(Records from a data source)
_ _ _ _ _ _ _

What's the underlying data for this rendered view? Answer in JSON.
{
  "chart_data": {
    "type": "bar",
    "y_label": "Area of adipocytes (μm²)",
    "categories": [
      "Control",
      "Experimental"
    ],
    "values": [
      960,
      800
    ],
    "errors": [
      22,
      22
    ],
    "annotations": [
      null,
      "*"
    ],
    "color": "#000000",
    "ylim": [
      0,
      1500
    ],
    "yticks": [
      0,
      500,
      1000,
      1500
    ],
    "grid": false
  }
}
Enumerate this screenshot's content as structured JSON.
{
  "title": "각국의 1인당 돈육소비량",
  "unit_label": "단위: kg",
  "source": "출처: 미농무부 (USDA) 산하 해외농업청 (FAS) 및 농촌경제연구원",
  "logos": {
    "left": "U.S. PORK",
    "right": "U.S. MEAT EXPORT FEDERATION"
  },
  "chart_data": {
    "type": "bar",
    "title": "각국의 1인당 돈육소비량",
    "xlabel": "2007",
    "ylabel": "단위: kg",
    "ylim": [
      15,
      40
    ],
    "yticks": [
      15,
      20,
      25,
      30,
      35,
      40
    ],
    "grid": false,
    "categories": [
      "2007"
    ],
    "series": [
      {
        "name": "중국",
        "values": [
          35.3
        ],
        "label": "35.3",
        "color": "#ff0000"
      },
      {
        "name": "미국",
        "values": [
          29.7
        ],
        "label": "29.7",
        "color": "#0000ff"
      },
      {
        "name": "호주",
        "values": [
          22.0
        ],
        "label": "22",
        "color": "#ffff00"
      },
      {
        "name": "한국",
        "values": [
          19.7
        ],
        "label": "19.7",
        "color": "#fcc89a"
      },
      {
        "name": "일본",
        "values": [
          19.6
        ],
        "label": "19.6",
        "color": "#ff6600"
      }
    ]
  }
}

_ _ _ _ _ _ _

▸ **What is being asked**:
Go through the material and select each line with the string "color" in it.

▸ **Result**:
    "color": "#000000",
        "color": "#ff0000"
        "color": "#0000ff"
        "color": "#ffff00"
        "color": "#fcc89a"
        "color": "#ff6600"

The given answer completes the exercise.